**Exercise prompt**.
Without including any pictures, write out all the entries exactly.
— start of Source material —
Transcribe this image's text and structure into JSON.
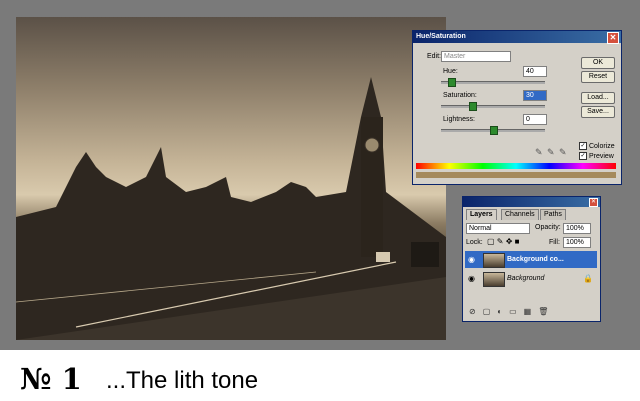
{
  "hue_saturation": {
    "title": "Hue/Saturation",
    "edit_label": "Edit:",
    "edit_value": "Master",
    "hue_label": "Hue:",
    "hue_value": "40",
    "saturation_label": "Saturation:",
    "saturation_value": "30",
    "lightness_label": "Lightness:",
    "lightness_value": "0",
    "buttons": {
      "ok": "OK",
      "reset": "Reset",
      "load": "Load...",
      "save": "Save..."
    },
    "colorize_label": "Colorize",
    "preview_label": "Preview",
    "colorize_checked": true,
    "preview_checked": true
  },
  "layers_panel": {
    "tabs": [
      "Layers",
      "Channels",
      "Paths"
    ],
    "blend_mode": "Normal",
    "opacity_label": "Opacity:",
    "opacity_value": "100%",
    "lock_label": "Lock:",
    "fill_label": "Fill:",
    "fill_value": "100%",
    "layers": [
      {
        "name": "Background co...",
        "selected": true
      },
      {
        "name": "Background",
        "selected": false
      }
    ]
  },
  "caption": {
    "number": "№ 1",
    "text": "...The lith tone"
  },
  "colors": {
    "titlebar": "#0a246a",
    "selected_layer": "#316ac5",
    "sepia": "#c5b497"
  }
}
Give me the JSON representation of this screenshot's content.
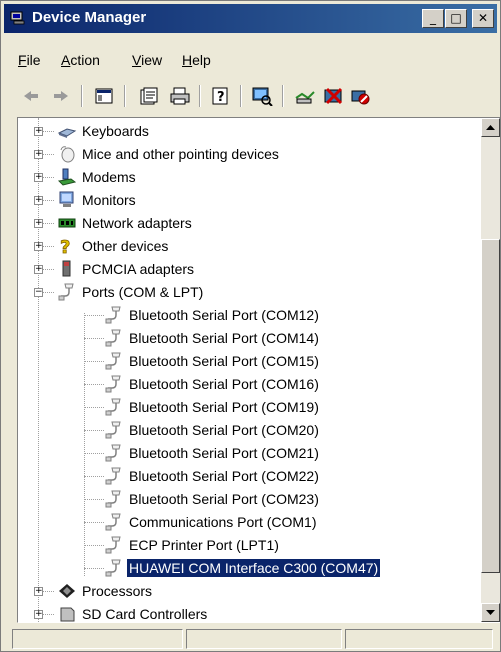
{
  "window": {
    "title": "Device Manager",
    "controls": {
      "minimize": "_",
      "maximize": "□",
      "close": "✕"
    }
  },
  "menubar": {
    "items": [
      {
        "label": "File",
        "accel": "F",
        "rest": "ile"
      },
      {
        "label": "Action",
        "accel": "A",
        "rest": "ction"
      },
      {
        "label": "View",
        "accel": "V",
        "rest": "iew"
      },
      {
        "label": "Help",
        "accel": "H",
        "rest": "elp"
      }
    ]
  },
  "toolbar": {
    "buttons": [
      "back-icon",
      "forward-icon",
      "show-hide-tree-icon",
      "properties-icon",
      "print-icon",
      "help-icon",
      "scan-hardware-icon",
      "update-driver-icon",
      "uninstall-icon",
      "disable-icon"
    ]
  },
  "tree": {
    "categories": [
      {
        "label": "Keyboards",
        "icon": "keyboard-icon"
      },
      {
        "label": "Mice and other pointing devices",
        "icon": "mouse-icon"
      },
      {
        "label": "Modems",
        "icon": "modem-icon"
      },
      {
        "label": "Monitors",
        "icon": "monitor-icon"
      },
      {
        "label": "Network adapters",
        "icon": "network-adapter-icon"
      },
      {
        "label": "Other devices",
        "icon": "unknown-device-icon"
      },
      {
        "label": "PCMCIA adapters",
        "icon": "pcmcia-icon"
      },
      {
        "label": "Ports (COM & LPT)",
        "icon": "port-icon",
        "expanded": true
      }
    ],
    "ports": [
      "Bluetooth Serial Port (COM12)",
      "Bluetooth Serial Port (COM14)",
      "Bluetooth Serial Port (COM15)",
      "Bluetooth Serial Port (COM16)",
      "Bluetooth Serial Port (COM19)",
      "Bluetooth Serial Port (COM20)",
      "Bluetooth Serial Port (COM21)",
      "Bluetooth Serial Port (COM22)",
      "Bluetooth Serial Port (COM23)",
      "Communications Port (COM1)",
      "ECP Printer Port (LPT1)",
      "HUAWEI COM Interface C300 (COM47)"
    ],
    "selected": "HUAWEI COM Interface C300 (COM47)",
    "after": [
      {
        "label": "Processors",
        "icon": "processor-icon"
      },
      {
        "label": "SD Card Controllers",
        "icon": "sd-card-icon"
      }
    ]
  },
  "colors": {
    "selection": "#0a246a",
    "title_start": "#0a246a",
    "title_end": "#3a6ea5"
  }
}
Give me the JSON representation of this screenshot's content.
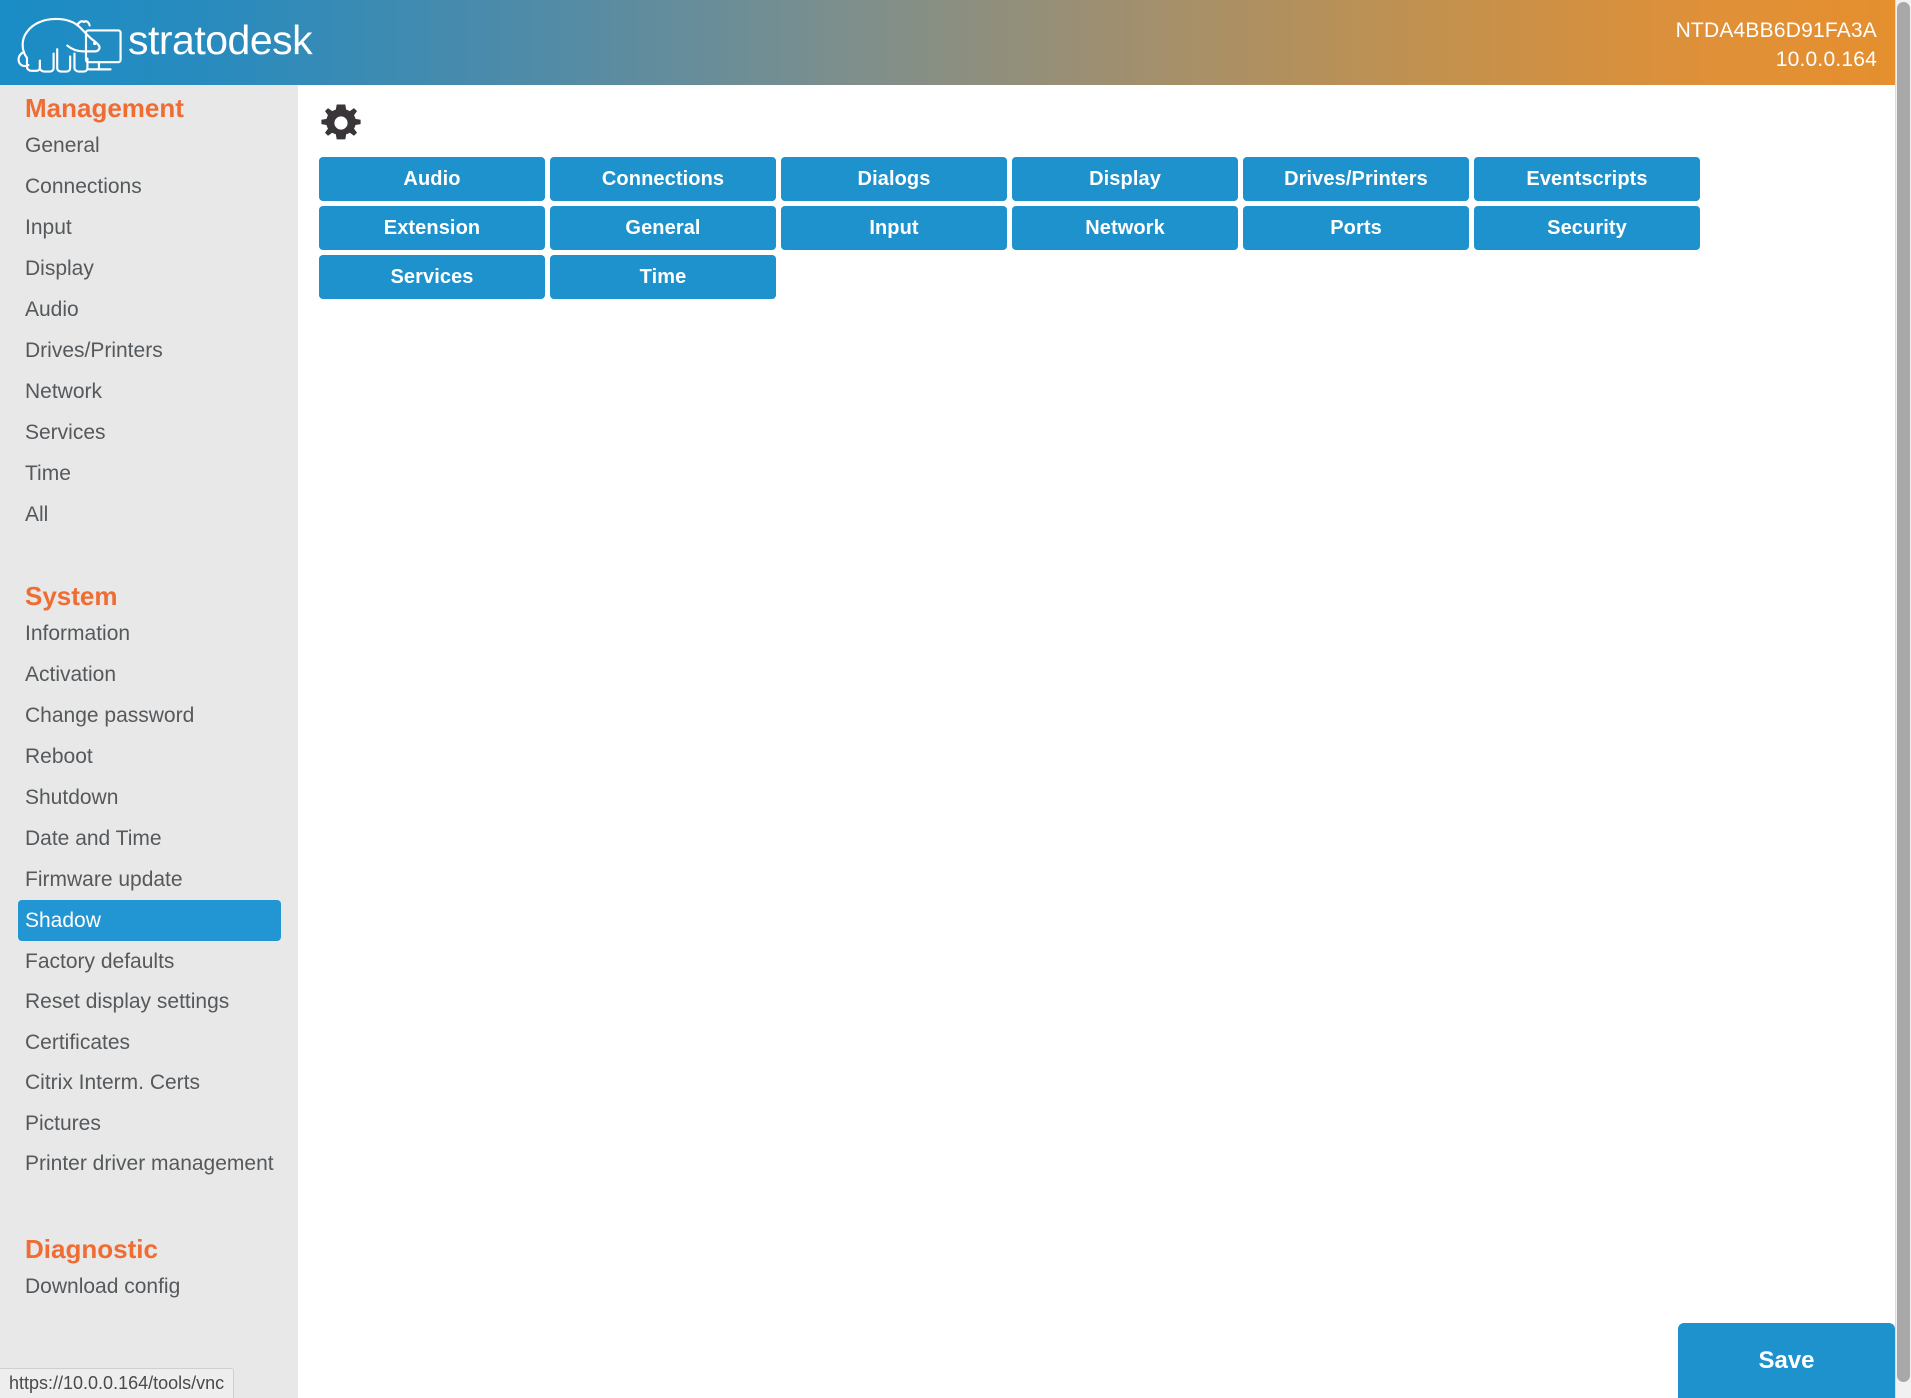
{
  "header": {
    "brand": "stratodesk",
    "logo_icon": "polar-bear-monitor-logo",
    "device_name": "NTDA4BB6D91FA3A",
    "device_ip": "10.0.0.164",
    "gradient_start": "#1a8cc6",
    "gradient_end": "#e58f2e"
  },
  "sidebar": {
    "sections": [
      {
        "title": "Management",
        "items": [
          {
            "label": "General",
            "active": false
          },
          {
            "label": "Connections",
            "active": false
          },
          {
            "label": "Input",
            "active": false
          },
          {
            "label": "Display",
            "active": false
          },
          {
            "label": "Audio",
            "active": false
          },
          {
            "label": "Drives/Printers",
            "active": false
          },
          {
            "label": "Network",
            "active": false
          },
          {
            "label": "Services",
            "active": false
          },
          {
            "label": "Time",
            "active": false
          },
          {
            "label": "All",
            "active": false
          }
        ]
      },
      {
        "title": "System",
        "items": [
          {
            "label": "Information",
            "active": false
          },
          {
            "label": "Activation",
            "active": false
          },
          {
            "label": "Change password",
            "active": false
          },
          {
            "label": "Reboot",
            "active": false
          },
          {
            "label": "Shutdown",
            "active": false
          },
          {
            "label": "Date and Time",
            "active": false
          },
          {
            "label": "Firmware update",
            "active": false
          },
          {
            "label": "Shadow",
            "active": true
          },
          {
            "label": "Factory defaults",
            "active": false
          },
          {
            "label": "Reset display settings",
            "active": false
          },
          {
            "label": "Certificates",
            "active": false
          },
          {
            "label": "Citrix Interm. Certs",
            "active": false
          },
          {
            "label": "Pictures",
            "active": false
          },
          {
            "label": "Printer driver management",
            "active": false
          }
        ]
      },
      {
        "title": "Diagnostic",
        "items": [
          {
            "label": "Download config",
            "active": false
          }
        ]
      }
    ],
    "active_color": "#2196d3",
    "section_title_color": "#ef6c33"
  },
  "main": {
    "settings_icon": "gear-icon",
    "category_buttons": [
      "Audio",
      "Connections",
      "Dialogs",
      "Display",
      "Drives/Printers",
      "Eventscripts",
      "Extension",
      "General",
      "Input",
      "Network",
      "Ports",
      "Security",
      "Services",
      "Time"
    ],
    "button_color": "#1e92cc"
  },
  "footer": {
    "save_label": "Save"
  },
  "status_bar": {
    "url": "https://10.0.0.164/tools/vnc"
  }
}
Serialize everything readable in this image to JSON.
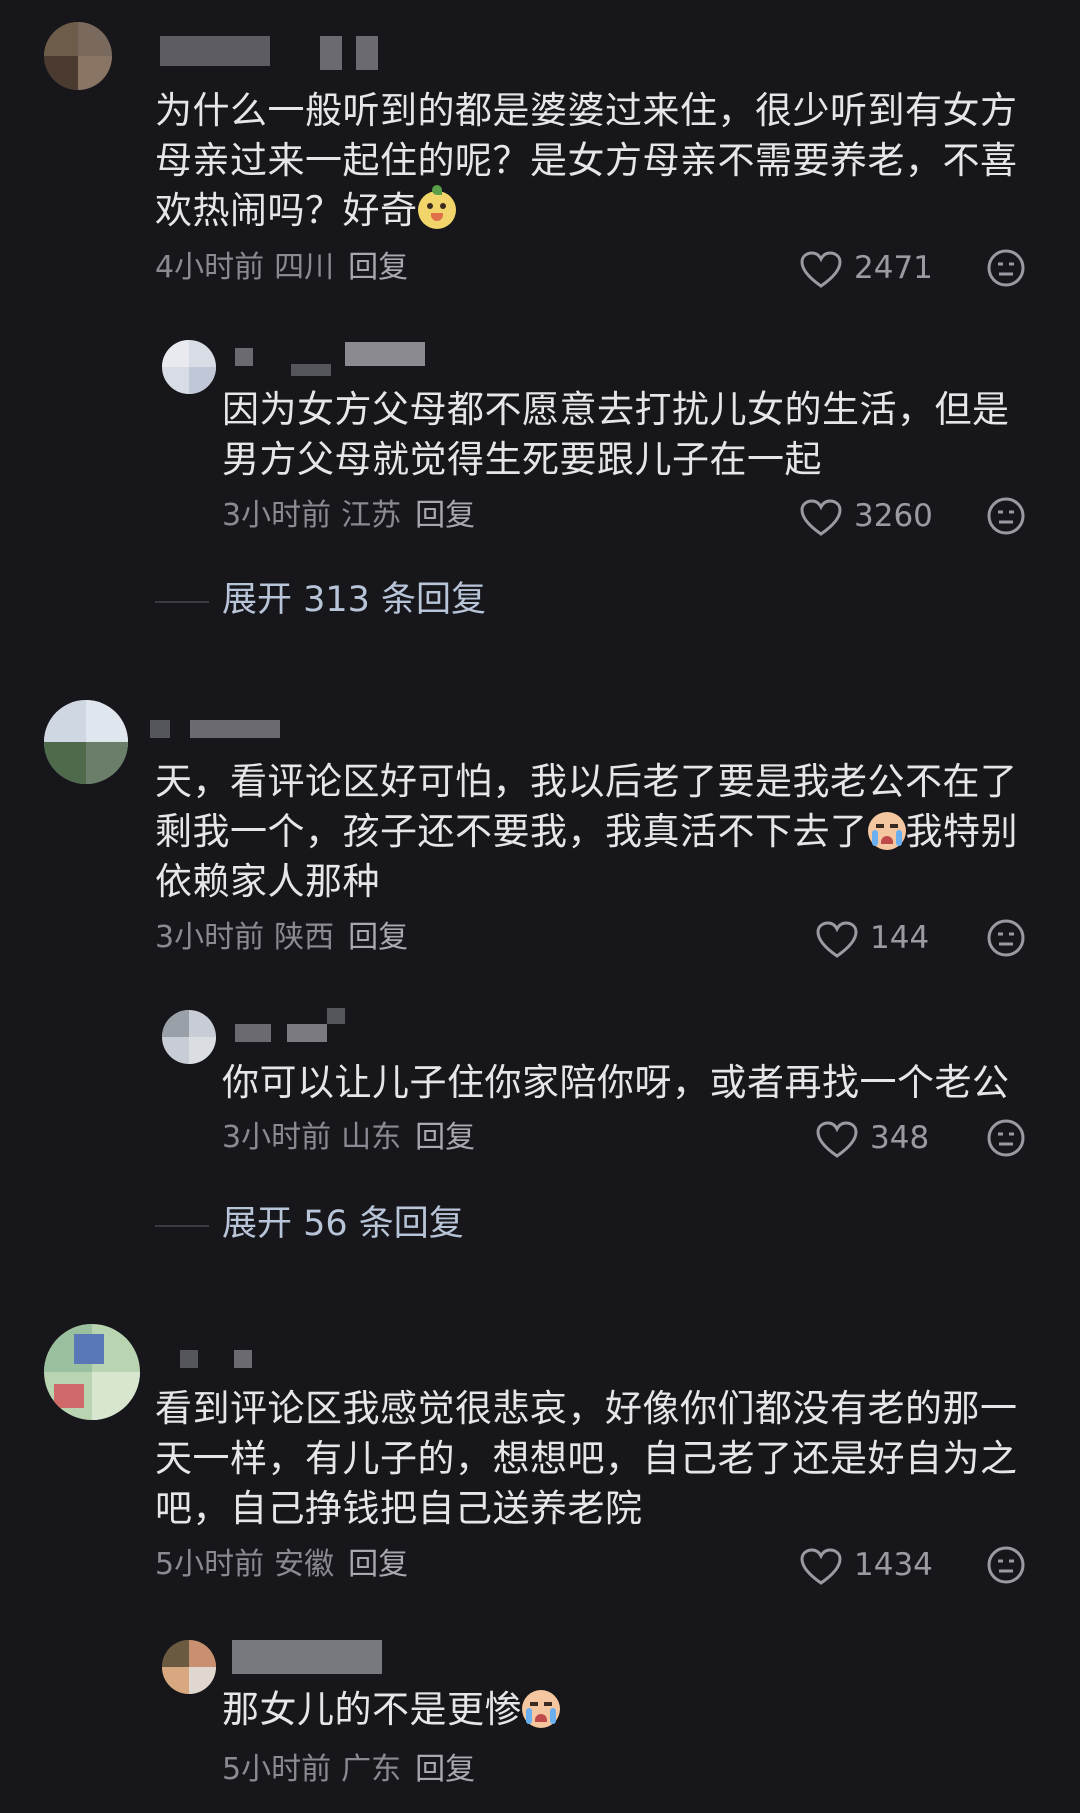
{
  "comments": [
    {
      "text": "为什么一般听到的都是婆婆过来住，很少听到有女方母亲过来一起住的呢？是女方母亲不需要养老，不喜欢热闹吗？好奇",
      "emoji": "cute-face-emoji",
      "time": "4小时前",
      "location": "四川",
      "reply_label": "回复",
      "likes": "2471",
      "reply": {
        "text": "因为女方父母都不愿意去打扰儿女的生活，但是男方父母就觉得生死要跟儿子在一起",
        "time": "3小时前",
        "location": "江苏",
        "reply_label": "回复",
        "likes": "3260"
      },
      "expand_label": "展开 313 条回复"
    },
    {
      "text": "天，看评论区好可怕，我以后老了要是我老公不在了剩我一个，孩子还不要我，我真活不下去了",
      "emoji": "crying-face-emoji",
      "text_after": "我特别依赖家人那种",
      "time": "3小时前",
      "location": "陕西",
      "reply_label": "回复",
      "likes": "144",
      "reply": {
        "text": "你可以让儿子住你家陪你呀，或者再找一个老公",
        "time": "3小时前",
        "location": "山东",
        "reply_label": "回复",
        "likes": "348"
      },
      "expand_label": "展开 56 条回复"
    },
    {
      "text": "看到评论区我感觉很悲哀，好像你们都没有老的那一天一样，有儿子的，想想吧，自己老了还是好自为之吧，自己挣钱把自己送养老院",
      "time": "5小时前",
      "location": "安徽",
      "reply_label": "回复",
      "likes": "1434",
      "reply": {
        "text": "那女儿的不是更惨",
        "emoji": "crying-face-emoji",
        "time": "5小时前",
        "location": "广东",
        "reply_label": "回复"
      }
    }
  ],
  "colors": {
    "background": "#17171b",
    "text": "#e6e6ea",
    "meta": "#8a8a92",
    "expand": "#b8c4d8"
  }
}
— end of Source material —
**The answer**.
Transcribe this image's text and structure into JSON.
{
  "hue_saturation": {
    "title": "Hue/Saturation",
    "edit_label": "Edit:",
    "edit_value": "Master",
    "hue_label": "Hue:",
    "hue_value": "40",
    "saturation_label": "Saturation:",
    "saturation_value": "30",
    "lightness_label": "Lightness:",
    "lightness_value": "0",
    "buttons": {
      "ok": "OK",
      "reset": "Reset",
      "load": "Load...",
      "save": "Save..."
    },
    "colorize_label": "Colorize",
    "preview_label": "Preview",
    "colorize_checked": true,
    "preview_checked": true
  },
  "layers_panel": {
    "tabs": [
      "Layers",
      "Channels",
      "Paths"
    ],
    "blend_mode": "Normal",
    "opacity_label": "Opacity:",
    "opacity_value": "100%",
    "lock_label": "Lock:",
    "fill_label": "Fill:",
    "fill_value": "100%",
    "layers": [
      {
        "name": "Background co...",
        "selected": true
      },
      {
        "name": "Background",
        "selected": false
      }
    ]
  },
  "caption": {
    "number": "№ 1",
    "text": "...The lith tone"
  },
  "colors": {
    "titlebar": "#0a246a",
    "selected_layer": "#316ac5",
    "sepia": "#c5b497"
  }
}
Give me the JSON representation of this screenshot's content.
{
  "window": {
    "title": "Device Manager",
    "controls": {
      "minimize": "_",
      "maximize": "□",
      "close": "✕"
    }
  },
  "menubar": {
    "items": [
      {
        "label": "File",
        "accel": "F",
        "rest": "ile"
      },
      {
        "label": "Action",
        "accel": "A",
        "rest": "ction"
      },
      {
        "label": "View",
        "accel": "V",
        "rest": "iew"
      },
      {
        "label": "Help",
        "accel": "H",
        "rest": "elp"
      }
    ]
  },
  "toolbar": {
    "buttons": [
      "back-icon",
      "forward-icon",
      "show-hide-tree-icon",
      "properties-icon",
      "print-icon",
      "help-icon",
      "scan-hardware-icon",
      "update-driver-icon",
      "uninstall-icon",
      "disable-icon"
    ]
  },
  "tree": {
    "categories": [
      {
        "label": "Keyboards",
        "icon": "keyboard-icon"
      },
      {
        "label": "Mice and other pointing devices",
        "icon": "mouse-icon"
      },
      {
        "label": "Modems",
        "icon": "modem-icon"
      },
      {
        "label": "Monitors",
        "icon": "monitor-icon"
      },
      {
        "label": "Network adapters",
        "icon": "network-adapter-icon"
      },
      {
        "label": "Other devices",
        "icon": "unknown-device-icon"
      },
      {
        "label": "PCMCIA adapters",
        "icon": "pcmcia-icon"
      },
      {
        "label": "Ports (COM & LPT)",
        "icon": "port-icon",
        "expanded": true
      }
    ],
    "ports": [
      "Bluetooth Serial Port (COM12)",
      "Bluetooth Serial Port (COM14)",
      "Bluetooth Serial Port (COM15)",
      "Bluetooth Serial Port (COM16)",
      "Bluetooth Serial Port (COM19)",
      "Bluetooth Serial Port (COM20)",
      "Bluetooth Serial Port (COM21)",
      "Bluetooth Serial Port (COM22)",
      "Bluetooth Serial Port (COM23)",
      "Communications Port (COM1)",
      "ECP Printer Port (LPT1)",
      "HUAWEI COM Interface C300 (COM47)"
    ],
    "selected": "HUAWEI COM Interface C300 (COM47)",
    "after": [
      {
        "label": "Processors",
        "icon": "processor-icon"
      },
      {
        "label": "SD Card Controllers",
        "icon": "sd-card-icon"
      }
    ]
  },
  "colors": {
    "selection": "#0a246a",
    "title_start": "#0a246a",
    "title_end": "#3a6ea5"
  }
}
Give me the JSON representation of this screenshot's content.
{
  "header": {
    "brand": "stratodesk",
    "logo_icon": "polar-bear-monitor-logo",
    "device_name": "NTDA4BB6D91FA3A",
    "device_ip": "10.0.0.164",
    "gradient_start": "#1a8cc6",
    "gradient_end": "#e58f2e"
  },
  "sidebar": {
    "sections": [
      {
        "title": "Management",
        "items": [
          {
            "label": "General",
            "active": false
          },
          {
            "label": "Connections",
            "active": false
          },
          {
            "label": "Input",
            "active": false
          },
          {
            "label": "Display",
            "active": false
          },
          {
            "label": "Audio",
            "active": false
          },
          {
            "label": "Drives/Printers",
            "active": false
          },
          {
            "label": "Network",
            "active": false
          },
          {
            "label": "Services",
            "active": false
          },
          {
            "label": "Time",
            "active": false
          },
          {
            "label": "All",
            "active": false
          }
        ]
      },
      {
        "title": "System",
        "items": [
          {
            "label": "Information",
            "active": false
          },
          {
            "label": "Activation",
            "active": false
          },
          {
            "label": "Change password",
            "active": false
          },
          {
            "label": "Reboot",
            "active": false
          },
          {
            "label": "Shutdown",
            "active": false
          },
          {
            "label": "Date and Time",
            "active": false
          },
          {
            "label": "Firmware update",
            "active": false
          },
          {
            "label": "Shadow",
            "active": true
          },
          {
            "label": "Factory defaults",
            "active": false
          },
          {
            "label": "Reset display settings",
            "active": false
          },
          {
            "label": "Certificates",
            "active": false
          },
          {
            "label": "Citrix Interm. Certs",
            "active": false
          },
          {
            "label": "Pictures",
            "active": false
          },
          {
            "label": "Printer driver management",
            "active": false
          }
        ]
      },
      {
        "title": "Diagnostic",
        "items": [
          {
            "label": "Download config",
            "active": false
          }
        ]
      }
    ],
    "active_color": "#2196d3",
    "section_title_color": "#ef6c33"
  },
  "main": {
    "settings_icon": "gear-icon",
    "category_buttons": [
      "Audio",
      "Connections",
      "Dialogs",
      "Display",
      "Drives/Printers",
      "Eventscripts",
      "Extension",
      "General",
      "Input",
      "Network",
      "Ports",
      "Security",
      "Services",
      "Time"
    ],
    "button_color": "#1e92cc"
  },
  "footer": {
    "save_label": "Save"
  },
  "status_bar": {
    "url": "https://10.0.0.164/tools/vnc"
  }
}
Serialize everything readable in this image to JSON.
{
  "comments": [
    {
      "text": "为什么一般听到的都是婆婆过来住，很少听到有女方母亲过来一起住的呢？是女方母亲不需要养老，不喜欢热闹吗？好奇",
      "emoji": "cute-face-emoji",
      "time": "4小时前",
      "location": "四川",
      "reply_label": "回复",
      "likes": "2471",
      "reply": {
        "text": "因为女方父母都不愿意去打扰儿女的生活，但是男方父母就觉得生死要跟儿子在一起",
        "time": "3小时前",
        "location": "江苏",
        "reply_label": "回复",
        "likes": "3260"
      },
      "expand_label": "展开 313 条回复"
    },
    {
      "text": "天，看评论区好可怕，我以后老了要是我老公不在了剩我一个，孩子还不要我，我真活不下去了",
      "emoji": "crying-face-emoji",
      "text_after": "我特别依赖家人那种",
      "time": "3小时前",
      "location": "陕西",
      "reply_label": "回复",
      "likes": "144",
      "reply": {
        "text": "你可以让儿子住你家陪你呀，或者再找一个老公",
        "time": "3小时前",
        "location": "山东",
        "reply_label": "回复",
        "likes": "348"
      },
      "expand_label": "展开 56 条回复"
    },
    {
      "text": "看到评论区我感觉很悲哀，好像你们都没有老的那一天一样，有儿子的，想想吧，自己老了还是好自为之吧，自己挣钱把自己送养老院",
      "time": "5小时前",
      "location": "安徽",
      "reply_label": "回复",
      "likes": "1434",
      "reply": {
        "text": "那女儿的不是更惨",
        "emoji": "crying-face-emoji",
        "time": "5小时前",
        "location": "广东",
        "reply_label": "回复"
      }
    }
  ],
  "colors": {
    "background": "#17171b",
    "text": "#e6e6ea",
    "meta": "#8a8a92",
    "expand": "#b8c4d8"
  }
}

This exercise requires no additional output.